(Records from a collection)
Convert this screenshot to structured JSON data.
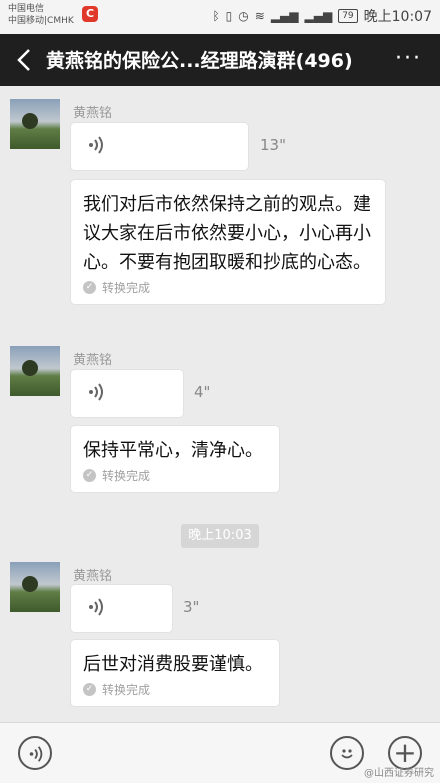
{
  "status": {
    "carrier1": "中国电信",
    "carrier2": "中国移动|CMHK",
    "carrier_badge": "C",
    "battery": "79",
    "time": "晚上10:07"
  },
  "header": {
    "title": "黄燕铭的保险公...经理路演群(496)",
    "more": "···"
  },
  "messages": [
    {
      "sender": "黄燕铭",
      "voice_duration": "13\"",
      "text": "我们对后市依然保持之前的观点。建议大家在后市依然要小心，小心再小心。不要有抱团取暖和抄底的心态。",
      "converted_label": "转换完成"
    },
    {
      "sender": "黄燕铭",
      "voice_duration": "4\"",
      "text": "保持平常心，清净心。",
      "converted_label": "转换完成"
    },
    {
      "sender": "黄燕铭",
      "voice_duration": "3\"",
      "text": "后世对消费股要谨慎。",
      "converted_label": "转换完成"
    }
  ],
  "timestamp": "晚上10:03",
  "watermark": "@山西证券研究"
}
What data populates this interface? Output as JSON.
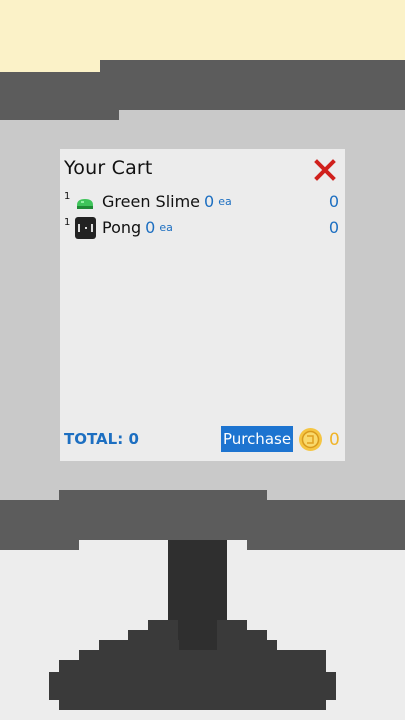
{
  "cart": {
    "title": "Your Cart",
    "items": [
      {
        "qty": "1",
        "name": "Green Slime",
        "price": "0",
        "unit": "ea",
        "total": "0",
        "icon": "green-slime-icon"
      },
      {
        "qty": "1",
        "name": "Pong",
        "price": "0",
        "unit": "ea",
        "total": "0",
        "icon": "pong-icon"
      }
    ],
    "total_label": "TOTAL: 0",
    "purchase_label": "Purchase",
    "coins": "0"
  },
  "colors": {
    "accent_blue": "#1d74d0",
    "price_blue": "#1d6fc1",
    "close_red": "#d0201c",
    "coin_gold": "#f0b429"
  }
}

==

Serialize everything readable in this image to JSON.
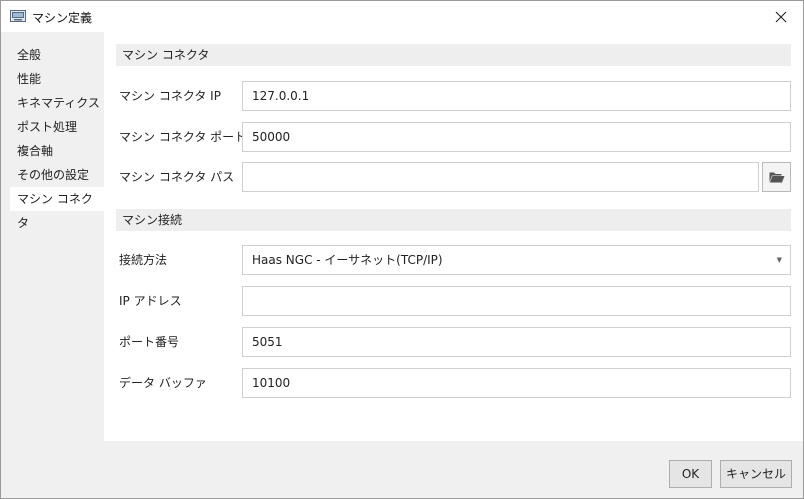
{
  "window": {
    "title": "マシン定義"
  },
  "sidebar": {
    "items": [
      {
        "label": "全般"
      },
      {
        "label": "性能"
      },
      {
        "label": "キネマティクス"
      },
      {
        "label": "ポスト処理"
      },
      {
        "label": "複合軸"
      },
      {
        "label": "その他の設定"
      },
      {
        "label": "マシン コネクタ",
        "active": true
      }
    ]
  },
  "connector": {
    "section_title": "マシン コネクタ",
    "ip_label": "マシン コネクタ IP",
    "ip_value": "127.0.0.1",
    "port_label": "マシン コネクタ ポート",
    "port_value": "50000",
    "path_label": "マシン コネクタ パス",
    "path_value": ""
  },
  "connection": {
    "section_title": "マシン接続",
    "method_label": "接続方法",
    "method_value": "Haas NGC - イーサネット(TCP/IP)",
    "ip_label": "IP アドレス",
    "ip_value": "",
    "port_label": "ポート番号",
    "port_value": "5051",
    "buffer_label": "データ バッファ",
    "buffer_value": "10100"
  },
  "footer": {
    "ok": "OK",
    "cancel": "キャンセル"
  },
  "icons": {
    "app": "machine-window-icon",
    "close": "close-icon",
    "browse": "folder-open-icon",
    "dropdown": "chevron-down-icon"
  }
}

EXERCISE AIM: Search the data for the word "text" and copy each line where it appears.

OUTPUT:
      "text": "我们对后市依然保持之前的观点。建议大家在后市依然要小心，小心再小心。不要有抱团取暖和抄底的心态。",
      "text": "保持平常心，清净心。",
      "text": "后世对消费股要谨慎。",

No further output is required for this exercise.